_Dataset records_:

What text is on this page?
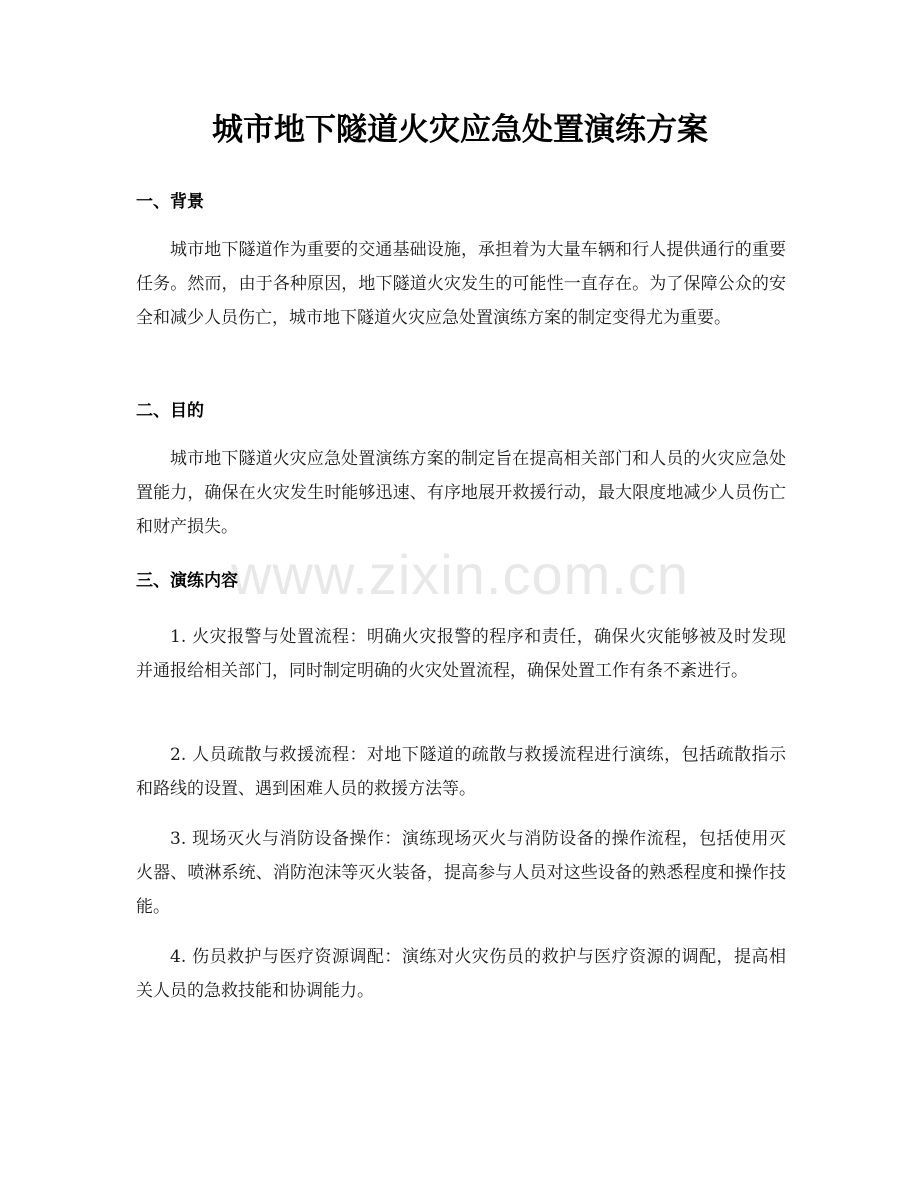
城市地下隧道火灾应急处置演练方案
一、背景

城市地下隧道作为重要的交通基础设施，承担着为大量车辆和行人提供通行的重要任务。然而，由于各种原因，地下隧道火灾发生的可能性一直存在。为了保障公众的安全和减少人员伤亡，城市地下隧道火灾应急处置演练方案的制定变得尤为重要。

二、目的

城市地下隧道火灾应急处置演练方案的制定旨在提高相关部门和人员的火灾应急处置能力，确保在火灾发生时能够迅速、有序地展开救援行动，最大限度地减少人员伤亡和财产损失。

三、演练内容

1. 火灾报警与处置流程：明确火灾报警的程序和责任，确保火灾能够被及时发现并通报给相关部门，同时制定明确的火灾处置流程，确保处置工作有条不紊进行。

2. 人员疏散与救援流程：对地下隧道的疏散与救援流程进行演练，包括疏散指示和路线的设置、遇到困难人员的救援方法等。

3. 现场灭火与消防设备操作：演练现场灭火与消防设备的操作流程，包括使用灭火器、喷淋系统、消防泡沫等灭火装备，提高参与人员对这些设备的熟悉程度和操作技能。

4. 伤员救护与医疗资源调配：演练对火灾伤员的救护与医疗资源的调配，提高相关人员的急救技能和协调能力。

www.zixin.com.cn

_Work required_: Omit any images, then output the listing exactly.

_Finished answer_:
What text is on this page?
城市地下隧道火灾应急处置演练方案
一、背景

城市地下隧道作为重要的交通基础设施，承担着为大量车辆和行人提供通行的重要任务。然而，由于各种原因，地下隧道火灾发生的可能性一直存在。为了保障公众的安全和减少人员伤亡，城市地下隧道火灾应急处置演练方案的制定变得尤为重要。

二、目的

城市地下隧道火灾应急处置演练方案的制定旨在提高相关部门和人员的火灾应急处置能力，确保在火灾发生时能够迅速、有序地展开救援行动，最大限度地减少人员伤亡和财产损失。

三、演练内容

1. 火灾报警与处置流程：明确火灾报警的程序和责任，确保火灾能够被及时发现并通报给相关部门，同时制定明确的火灾处置流程，确保处置工作有条不紊进行。

2. 人员疏散与救援流程：对地下隧道的疏散与救援流程进行演练，包括疏散指示和路线的设置、遇到困难人员的救援方法等。

3. 现场灭火与消防设备操作：演练现场灭火与消防设备的操作流程，包括使用灭火器、喷淋系统、消防泡沫等灭火装备，提高参与人员对这些设备的熟悉程度和操作技能。

4. 伤员救护与医疗资源调配：演练对火灾伤员的救护与医疗资源的调配，提高相关人员的急救技能和协调能力。

www.zixin.com.cn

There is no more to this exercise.